**Task material:**
━━━━━━━━━━━━━━━━━━━━

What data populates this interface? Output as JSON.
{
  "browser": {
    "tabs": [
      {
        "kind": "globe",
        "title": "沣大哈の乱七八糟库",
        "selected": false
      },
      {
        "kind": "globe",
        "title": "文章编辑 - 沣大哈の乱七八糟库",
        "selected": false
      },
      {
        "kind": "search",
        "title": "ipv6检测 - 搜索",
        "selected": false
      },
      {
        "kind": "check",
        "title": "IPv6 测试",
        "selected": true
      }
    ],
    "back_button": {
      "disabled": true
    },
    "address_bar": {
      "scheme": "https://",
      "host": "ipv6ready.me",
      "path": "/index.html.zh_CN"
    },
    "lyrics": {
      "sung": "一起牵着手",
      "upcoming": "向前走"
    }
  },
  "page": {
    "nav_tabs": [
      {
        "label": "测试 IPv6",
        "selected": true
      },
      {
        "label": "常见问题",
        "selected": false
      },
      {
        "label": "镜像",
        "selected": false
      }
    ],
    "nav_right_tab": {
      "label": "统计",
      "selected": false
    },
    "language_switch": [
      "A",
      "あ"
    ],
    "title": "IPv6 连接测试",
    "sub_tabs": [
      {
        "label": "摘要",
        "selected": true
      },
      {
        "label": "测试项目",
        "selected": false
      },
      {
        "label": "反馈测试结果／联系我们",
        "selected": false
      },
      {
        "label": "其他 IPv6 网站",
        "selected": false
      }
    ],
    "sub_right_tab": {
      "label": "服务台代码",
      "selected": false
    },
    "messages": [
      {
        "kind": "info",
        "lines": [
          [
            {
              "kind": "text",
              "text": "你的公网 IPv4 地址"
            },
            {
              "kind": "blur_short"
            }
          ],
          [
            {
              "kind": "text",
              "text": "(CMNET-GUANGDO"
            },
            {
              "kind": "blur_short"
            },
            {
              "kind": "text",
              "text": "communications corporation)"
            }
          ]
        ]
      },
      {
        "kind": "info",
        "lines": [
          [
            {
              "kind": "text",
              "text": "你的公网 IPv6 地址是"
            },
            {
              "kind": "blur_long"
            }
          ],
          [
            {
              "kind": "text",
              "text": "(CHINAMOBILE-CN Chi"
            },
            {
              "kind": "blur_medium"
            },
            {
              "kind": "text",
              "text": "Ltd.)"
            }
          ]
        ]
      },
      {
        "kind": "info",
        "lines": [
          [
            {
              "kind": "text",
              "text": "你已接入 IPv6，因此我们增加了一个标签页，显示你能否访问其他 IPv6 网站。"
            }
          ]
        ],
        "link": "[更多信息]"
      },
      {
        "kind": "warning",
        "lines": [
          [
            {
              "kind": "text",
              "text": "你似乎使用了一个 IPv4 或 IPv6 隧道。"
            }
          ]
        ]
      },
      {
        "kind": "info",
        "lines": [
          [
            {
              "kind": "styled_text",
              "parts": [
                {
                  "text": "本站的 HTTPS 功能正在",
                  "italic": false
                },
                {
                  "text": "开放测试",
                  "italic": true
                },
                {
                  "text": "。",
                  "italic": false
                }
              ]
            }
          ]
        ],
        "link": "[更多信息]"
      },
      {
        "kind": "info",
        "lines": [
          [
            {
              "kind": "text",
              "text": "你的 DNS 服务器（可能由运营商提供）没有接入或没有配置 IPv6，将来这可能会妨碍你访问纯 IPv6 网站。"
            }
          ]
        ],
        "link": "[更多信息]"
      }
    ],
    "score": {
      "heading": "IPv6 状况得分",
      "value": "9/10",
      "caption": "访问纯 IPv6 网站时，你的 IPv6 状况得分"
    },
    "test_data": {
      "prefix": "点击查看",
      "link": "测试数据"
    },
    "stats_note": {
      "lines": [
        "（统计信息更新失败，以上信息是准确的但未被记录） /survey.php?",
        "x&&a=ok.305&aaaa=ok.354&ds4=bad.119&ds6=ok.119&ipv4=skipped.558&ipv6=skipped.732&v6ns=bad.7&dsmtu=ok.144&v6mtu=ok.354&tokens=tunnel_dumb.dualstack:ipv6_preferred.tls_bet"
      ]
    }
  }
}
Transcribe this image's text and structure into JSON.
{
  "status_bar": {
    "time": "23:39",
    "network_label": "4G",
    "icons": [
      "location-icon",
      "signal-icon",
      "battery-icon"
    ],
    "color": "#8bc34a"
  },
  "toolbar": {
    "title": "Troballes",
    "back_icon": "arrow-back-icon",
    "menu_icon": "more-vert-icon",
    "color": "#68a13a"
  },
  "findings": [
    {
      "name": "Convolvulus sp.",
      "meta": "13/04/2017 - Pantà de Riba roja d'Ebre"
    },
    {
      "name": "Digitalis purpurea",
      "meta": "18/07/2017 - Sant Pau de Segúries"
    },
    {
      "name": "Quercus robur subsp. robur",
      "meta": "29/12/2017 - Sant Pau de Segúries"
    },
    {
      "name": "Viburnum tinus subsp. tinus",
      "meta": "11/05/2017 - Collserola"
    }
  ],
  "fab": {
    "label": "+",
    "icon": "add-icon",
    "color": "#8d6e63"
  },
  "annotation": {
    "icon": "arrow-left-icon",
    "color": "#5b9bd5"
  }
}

━━━━━━━━━━━━━━━━━━━━

**What you are asked to do:**
Output the listing above word for word.

**Exercise answer:**
What data populates this interface? Output as JSON.
{
  "browser": {
    "tabs": [
      {
        "kind": "globe",
        "title": "沣大哈の乱七八糟库",
        "selected": false
      },
      {
        "kind": "globe",
        "title": "文章编辑 - 沣大哈の乱七八糟库",
        "selected": false
      },
      {
        "kind": "search",
        "title": "ipv6检测 - 搜索",
        "selected": false
      },
      {
        "kind": "check",
        "title": "IPv6 测试",
        "selected": true
      }
    ],
    "back_button": {
      "disabled": true
    },
    "address_bar": {
      "scheme": "https://",
      "host": "ipv6ready.me",
      "path": "/index.html.zh_CN"
    },
    "lyrics": {
      "sung": "一起牵着手",
      "upcoming": "向前走"
    }
  },
  "page": {
    "nav_tabs": [
      {
        "label": "测试 IPv6",
        "selected": true
      },
      {
        "label": "常见问题",
        "selected": false
      },
      {
        "label": "镜像",
        "selected": false
      }
    ],
    "nav_right_tab": {
      "label": "统计",
      "selected": false
    },
    "language_switch": [
      "A",
      "あ"
    ],
    "title": "IPv6 连接测试",
    "sub_tabs": [
      {
        "label": "摘要",
        "selected": true
      },
      {
        "label": "测试项目",
        "selected": false
      },
      {
        "label": "反馈测试结果／联系我们",
        "selected": false
      },
      {
        "label": "其他 IPv6 网站",
        "selected": false
      }
    ],
    "sub_right_tab": {
      "label": "服务台代码",
      "selected": false
    },
    "messages": [
      {
        "kind": "info",
        "lines": [
          [
            {
              "kind": "text",
              "text": "你的公网 IPv4 地址"
            },
            {
              "kind": "blur_short"
            }
          ],
          [
            {
              "kind": "text",
              "text": "(CMNET-GUANGDO"
            },
            {
              "kind": "blur_short"
            },
            {
              "kind": "text",
              "text": "communications corporation)"
            }
          ]
        ]
      },
      {
        "kind": "info",
        "lines": [
          [
            {
              "kind": "text",
              "text": "你的公网 IPv6 地址是"
            },
            {
              "kind": "blur_long"
            }
          ],
          [
            {
              "kind": "text",
              "text": "(CHINAMOBILE-CN Chi"
            },
            {
              "kind": "blur_medium"
            },
            {
              "kind": "text",
              "text": "Ltd.)"
            }
          ]
        ]
      },
      {
        "kind": "info",
        "lines": [
          [
            {
              "kind": "text",
              "text": "你已接入 IPv6，因此我们增加了一个标签页，显示你能否访问其他 IPv6 网站。"
            }
          ]
        ],
        "link": "[更多信息]"
      },
      {
        "kind": "warning",
        "lines": [
          [
            {
              "kind": "text",
              "text": "你似乎使用了一个 IPv4 或 IPv6 隧道。"
            }
          ]
        ]
      },
      {
        "kind": "info",
        "lines": [
          [
            {
              "kind": "styled_text",
              "parts": [
                {
                  "text": "本站的 HTTPS 功能正在",
                  "italic": false
                },
                {
                  "text": "开放测试",
                  "italic": true
                },
                {
                  "text": "。",
                  "italic": false
                }
              ]
            }
          ]
        ],
        "link": "[更多信息]"
      },
      {
        "kind": "info",
        "lines": [
          [
            {
              "kind": "text",
              "text": "你的 DNS 服务器（可能由运营商提供）没有接入或没有配置 IPv6，将来这可能会妨碍你访问纯 IPv6 网站。"
            }
          ]
        ],
        "link": "[更多信息]"
      }
    ],
    "score": {
      "heading": "IPv6 状况得分",
      "value": "9/10",
      "caption": "访问纯 IPv6 网站时，你的 IPv6 状况得分"
    },
    "test_data": {
      "prefix": "点击查看",
      "link": "测试数据"
    },
    "stats_note": {
      "lines": [
        "（统计信息更新失败，以上信息是准确的但未被记录） /survey.php?",
        "x&&a=ok.305&aaaa=ok.354&ds4=bad.119&ds6=ok.119&ipv4=skipped.558&ipv6=skipped.732&v6ns=bad.7&dsmtu=ok.144&v6mtu=ok.354&tokens=tunnel_dumb.dualstack:ipv6_preferred.tls_bet"
      ]
    }
  }
}
Transcribe this image's text and structure into JSON.
{
  "status_bar": {
    "time": "23:39",
    "network_label": "4G",
    "icons": [
      "location-icon",
      "signal-icon",
      "battery-icon"
    ],
    "color": "#8bc34a"
  },
  "toolbar": {
    "title": "Troballes",
    "back_icon": "arrow-back-icon",
    "menu_icon": "more-vert-icon",
    "color": "#68a13a"
  },
  "findings": [
    {
      "name": "Convolvulus sp.",
      "meta": "13/04/2017 - Pantà de Riba roja d'Ebre"
    },
    {
      "name": "Digitalis purpurea",
      "meta": "18/07/2017 - Sant Pau de Segúries"
    },
    {
      "name": "Quercus robur subsp. robur",
      "meta": "29/12/2017 - Sant Pau de Segúries"
    },
    {
      "name": "Viburnum tinus subsp. tinus",
      "meta": "11/05/2017 - Collserola"
    }
  ],
  "fab": {
    "label": "+",
    "icon": "add-icon",
    "color": "#8d6e63"
  },
  "annotation": {
    "icon": "arrow-left-icon",
    "color": "#5b9bd5"
  }
}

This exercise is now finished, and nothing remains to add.